What the exercise asks: Where does the string "Ширина" appear? Copy every line of the entries below that holds it.
*** Recorded information ***
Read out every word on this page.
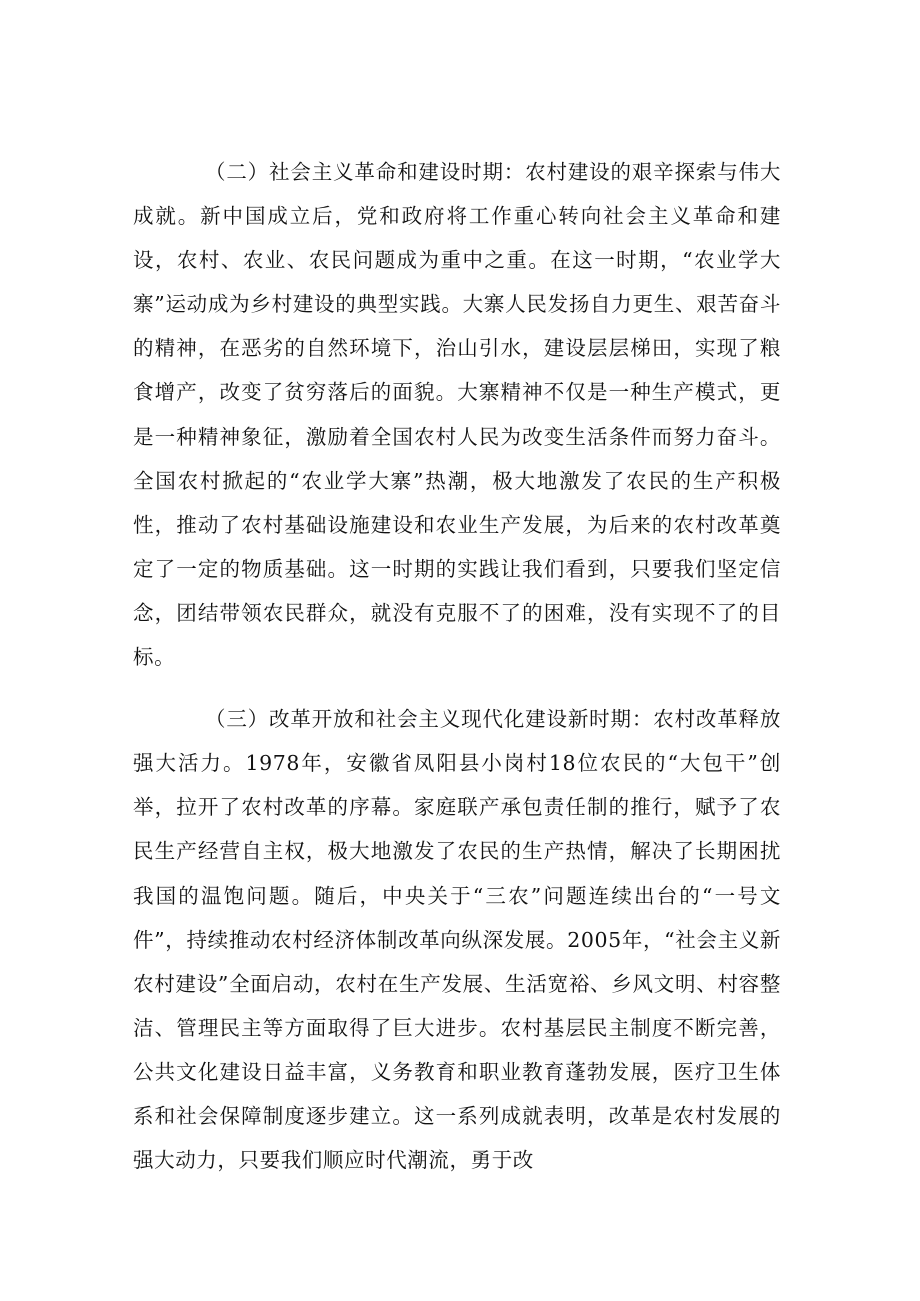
（二）社会主义革命和建设时期：农村建设的艰辛探索与伟大成就。新中国成立后，党和政府将工作重心转向社会主义革命和建设，农村、农业、农民问题成为重中之重。在这一时期，“农业学大寨”运动成为乡村建设的典型实践。大寨人民发扬自力更生、艰苦奋斗的精神，在恶劣的自然环境下，治山引水，建设层层梯田，实现了粮食增产，改变了贫穷落后的面貌。大寨精神不仅是一种生产模式，更是一种精神象征，激励着全国农村人民为改变生活条件而努力奋斗。全国农村掀起的“农业学大寨”热潮，极大地激发了农民的生产积极性，推动了农村基础设施建设和农业生产发展，为后来的农村改革奠定了一定的物质基础。这一时期的实践让我们看到，只要我们坚定信念，团结带领农民群众，就没有克服不了的困难，没有实现不了的目标。

（三）改革开放和社会主义现代化建设新时期：农村改革释放强大活力。1978年，安徽省凤阳县小岗村18位农民的“大包干”创举，拉开了农村改革的序幕。家庭联产承包责任制的推行，赋予了农民生产经营自主权，极大地激发了农民的生产热情，解决了长期困扰我国的温饱问题。随后，中央关于“三农”问题连续出台的“一号文件”，持续推动农村经济体制改革向纵深发展。2005年，“社会主义新农村建设”全面启动，农村在生产发展、生活宽裕、乡风文明、村容整洁、管理民主等方面取得了巨大进步。农村基层民主制度不断完善，公共文化建设日益丰富，义务教育和职业教育蓬勃发展，医疗卫生体系和社会保障制度逐步建立。这一系列成就表明，改革是农村发展的强大动力，只要我们顺应时代潮流，勇于改
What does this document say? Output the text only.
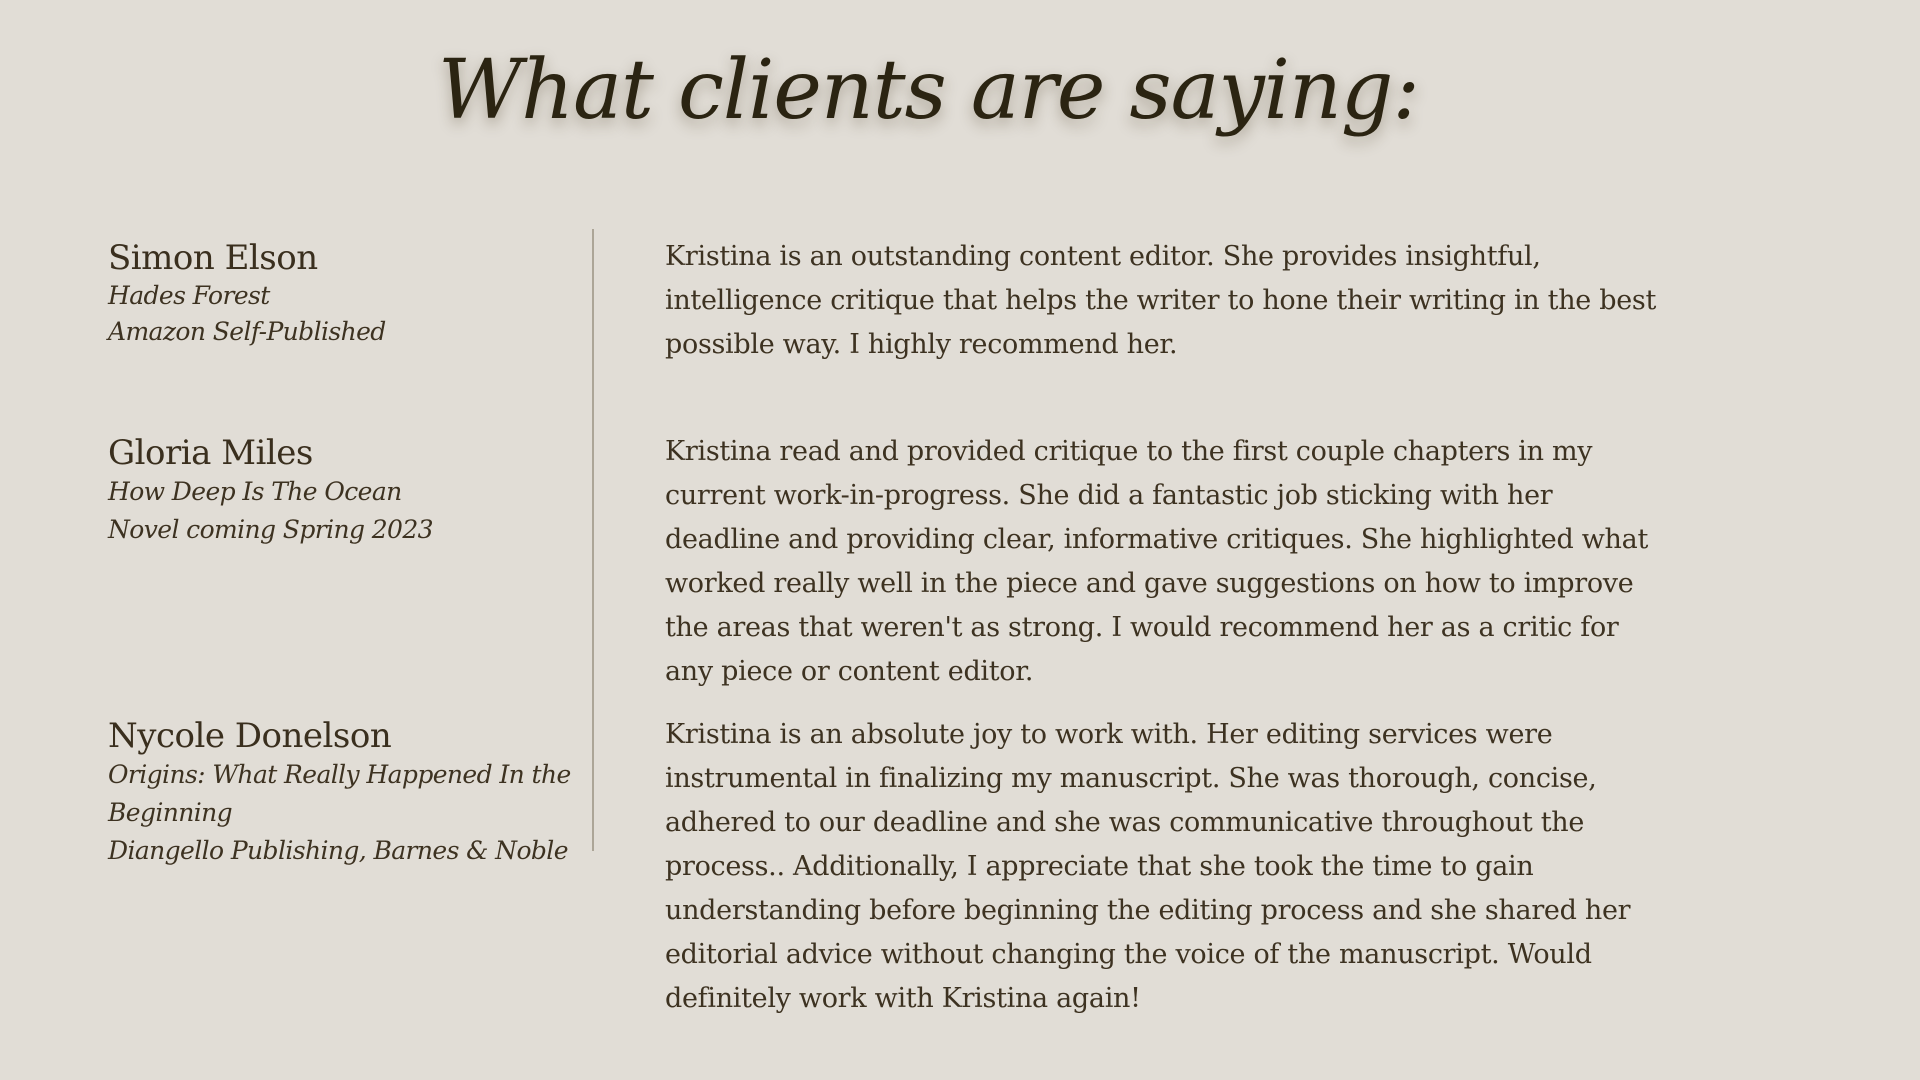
What clients are saying:
Simon Elson
Hades Forest
Amazon Self-Published

Kristina is an outstanding content editor. She provides insightful, intelligence critique that helps the writer to hone their writing in the best possible way. I highly recommend her.

Gloria Miles
How Deep Is The Ocean
Novel coming Spring 2023

Kristina read and provided critique to the first couple chapters in my current work-in-progress. She did a fantastic job sticking with her deadline and providing clear, informative critiques. She highlighted what worked really well in the piece and gave suggestions on how to improve the areas that weren't as strong. I would recommend her as a critic for any piece or content editor.

Nycole Donelson
Origins: What Really Happened In the Beginning
Diangello Publishing, Barnes & Noble

Kristina is an absolute joy to work with. Her editing services were instrumental in finalizing my manuscript. She was thorough, concise, adhered to our deadline and she was communicative throughout the process.. Additionally, I appreciate that she took the time to gain understanding before beginning the editing process and she shared her editorial advice without changing the voice of the manuscript. Would definitely work with Kristina again!
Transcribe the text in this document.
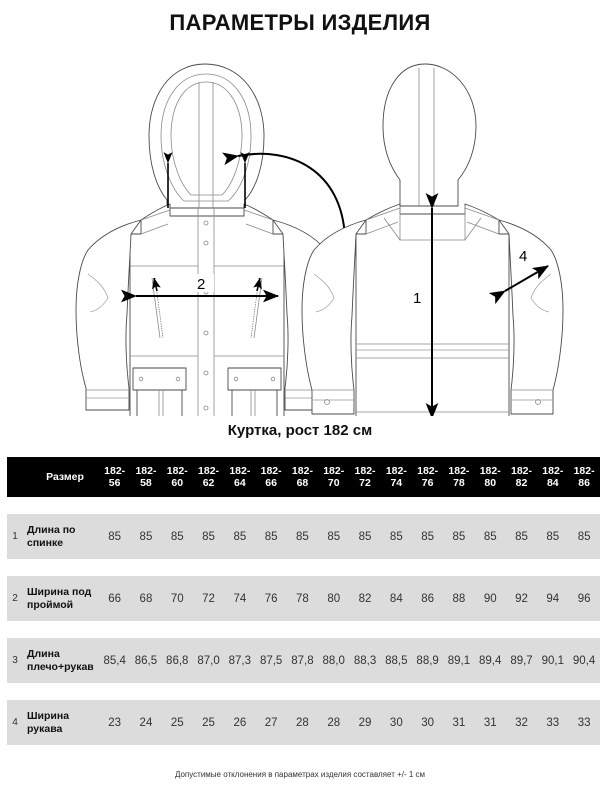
ПАРАМЕТРЫ ИЗДЕЛИЯ
2
1
4
Куртка, рост 182 см
	Размер	182-56	182-58	182-60	182-62	182-64	182-66	182-68	182-70	182-72	182-74	182-76	182-78	182-80	182-82	182-84	182-86

1	Длина по спинке	85	85	85	85	85	85	85	85	85	85	85	85	85	85	85	85

2	Ширина под проймой	66	68	70	72	74	76	78	80	82	84	86	88	90	92	94	96

3	Длина плечо+рукав	85,4	86,5	86,8	87,0	87,3	87,5	87,8	88,0	88,3	88,5	88,9	89,1	89,4	89,7	90,1	90,4

4	Ширина рукава	23	24	25	25	26	27	28	28	29	30	30	31	31	32	33	33
Допустимые отклонения в параметрах изделия составляет +/- 1 см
***
Exercise answer:
2	Ширина под проймой	66	68	70	72	74	76	78	80	82	84	86	88	90	92	94	96
4	Ширина рукава	23	24	25	25	26	27	28	28	29	30	30	31	31	32	33	33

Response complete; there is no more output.